THE REQUEST: Copy every line of the records below where the word "قیمت" occurs.

THE RECORDS:
+===+
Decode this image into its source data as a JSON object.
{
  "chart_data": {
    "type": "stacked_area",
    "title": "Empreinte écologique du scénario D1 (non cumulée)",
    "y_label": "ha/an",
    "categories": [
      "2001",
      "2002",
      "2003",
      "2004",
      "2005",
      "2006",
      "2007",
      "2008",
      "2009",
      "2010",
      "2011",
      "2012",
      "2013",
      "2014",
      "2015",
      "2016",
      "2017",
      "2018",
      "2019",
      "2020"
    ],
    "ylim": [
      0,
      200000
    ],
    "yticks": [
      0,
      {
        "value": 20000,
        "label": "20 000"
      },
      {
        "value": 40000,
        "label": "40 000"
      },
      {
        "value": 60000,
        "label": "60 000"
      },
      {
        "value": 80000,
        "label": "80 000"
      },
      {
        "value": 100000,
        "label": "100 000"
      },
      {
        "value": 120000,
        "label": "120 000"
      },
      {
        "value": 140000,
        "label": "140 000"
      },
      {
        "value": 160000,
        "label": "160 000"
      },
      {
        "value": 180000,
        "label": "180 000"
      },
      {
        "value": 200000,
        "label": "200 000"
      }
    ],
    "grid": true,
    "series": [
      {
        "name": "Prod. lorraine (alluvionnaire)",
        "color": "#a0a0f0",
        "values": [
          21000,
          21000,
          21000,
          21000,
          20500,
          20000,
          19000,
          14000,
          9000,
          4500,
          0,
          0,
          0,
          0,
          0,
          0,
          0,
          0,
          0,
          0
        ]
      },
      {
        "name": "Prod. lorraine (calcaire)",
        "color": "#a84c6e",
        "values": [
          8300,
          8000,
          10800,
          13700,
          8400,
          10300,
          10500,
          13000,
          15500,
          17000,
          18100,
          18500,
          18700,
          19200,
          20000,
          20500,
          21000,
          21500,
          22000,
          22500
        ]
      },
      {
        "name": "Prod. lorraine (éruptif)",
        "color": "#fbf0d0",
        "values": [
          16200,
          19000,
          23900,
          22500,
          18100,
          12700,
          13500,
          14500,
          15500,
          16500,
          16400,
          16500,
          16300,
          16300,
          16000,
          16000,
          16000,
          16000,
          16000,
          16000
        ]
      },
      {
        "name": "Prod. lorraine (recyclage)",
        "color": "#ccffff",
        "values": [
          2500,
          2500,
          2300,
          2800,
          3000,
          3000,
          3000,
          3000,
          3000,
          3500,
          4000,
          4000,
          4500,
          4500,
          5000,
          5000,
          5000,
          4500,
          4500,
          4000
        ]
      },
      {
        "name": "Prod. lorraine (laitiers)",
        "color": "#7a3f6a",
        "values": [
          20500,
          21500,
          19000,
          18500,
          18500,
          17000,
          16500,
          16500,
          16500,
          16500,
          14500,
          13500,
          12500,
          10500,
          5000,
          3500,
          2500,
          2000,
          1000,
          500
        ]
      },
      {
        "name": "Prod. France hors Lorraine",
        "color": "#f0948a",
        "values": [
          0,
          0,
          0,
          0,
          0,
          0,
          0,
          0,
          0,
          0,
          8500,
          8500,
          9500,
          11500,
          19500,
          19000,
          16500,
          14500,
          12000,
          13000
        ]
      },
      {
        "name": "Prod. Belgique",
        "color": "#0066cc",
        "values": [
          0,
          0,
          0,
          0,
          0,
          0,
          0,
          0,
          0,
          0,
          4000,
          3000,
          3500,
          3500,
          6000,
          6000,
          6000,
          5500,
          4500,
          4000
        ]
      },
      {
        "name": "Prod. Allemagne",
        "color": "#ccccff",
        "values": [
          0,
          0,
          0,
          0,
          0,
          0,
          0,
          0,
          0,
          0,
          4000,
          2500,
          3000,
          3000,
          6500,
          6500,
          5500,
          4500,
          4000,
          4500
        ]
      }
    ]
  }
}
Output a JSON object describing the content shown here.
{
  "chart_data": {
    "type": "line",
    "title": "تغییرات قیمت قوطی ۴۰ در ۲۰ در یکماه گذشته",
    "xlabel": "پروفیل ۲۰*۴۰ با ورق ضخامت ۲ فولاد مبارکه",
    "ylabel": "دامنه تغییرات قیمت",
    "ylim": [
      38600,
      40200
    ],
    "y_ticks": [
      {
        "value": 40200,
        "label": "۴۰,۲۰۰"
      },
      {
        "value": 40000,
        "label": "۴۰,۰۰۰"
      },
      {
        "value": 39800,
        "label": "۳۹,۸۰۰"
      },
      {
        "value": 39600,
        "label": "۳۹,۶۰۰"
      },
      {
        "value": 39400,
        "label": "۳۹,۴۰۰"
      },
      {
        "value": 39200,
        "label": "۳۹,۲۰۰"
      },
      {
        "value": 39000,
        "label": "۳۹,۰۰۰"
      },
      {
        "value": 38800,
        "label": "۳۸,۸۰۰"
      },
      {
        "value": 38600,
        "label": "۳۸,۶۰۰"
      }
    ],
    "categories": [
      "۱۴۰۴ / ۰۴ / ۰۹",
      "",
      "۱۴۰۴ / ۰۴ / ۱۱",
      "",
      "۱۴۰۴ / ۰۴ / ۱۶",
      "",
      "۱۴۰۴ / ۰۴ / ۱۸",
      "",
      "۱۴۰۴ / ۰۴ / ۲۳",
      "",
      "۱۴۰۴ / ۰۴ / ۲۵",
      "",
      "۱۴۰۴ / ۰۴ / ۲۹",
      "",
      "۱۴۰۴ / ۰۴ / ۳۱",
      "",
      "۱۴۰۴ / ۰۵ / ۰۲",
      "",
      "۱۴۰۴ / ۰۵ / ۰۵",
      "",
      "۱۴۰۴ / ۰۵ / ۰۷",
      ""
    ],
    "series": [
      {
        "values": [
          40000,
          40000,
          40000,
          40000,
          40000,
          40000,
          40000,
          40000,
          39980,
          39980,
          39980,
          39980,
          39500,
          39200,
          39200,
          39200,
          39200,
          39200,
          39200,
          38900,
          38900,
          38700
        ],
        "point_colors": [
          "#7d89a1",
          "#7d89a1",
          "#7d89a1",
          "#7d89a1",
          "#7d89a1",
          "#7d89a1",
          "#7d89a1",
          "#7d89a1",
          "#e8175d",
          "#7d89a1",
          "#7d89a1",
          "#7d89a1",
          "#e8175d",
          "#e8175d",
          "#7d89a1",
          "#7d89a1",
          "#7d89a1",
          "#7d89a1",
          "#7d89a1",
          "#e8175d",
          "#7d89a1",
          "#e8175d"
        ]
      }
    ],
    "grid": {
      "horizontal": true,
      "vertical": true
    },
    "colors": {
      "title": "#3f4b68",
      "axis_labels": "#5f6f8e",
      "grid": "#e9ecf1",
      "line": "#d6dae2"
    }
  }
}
+===+
FINISHED TASK:
    "title": "تغییرات قیمت قوطی ۴۰ در ۲۰ در یکماه گذشته",
    "ylabel": "دامنه تغییرات قیمت",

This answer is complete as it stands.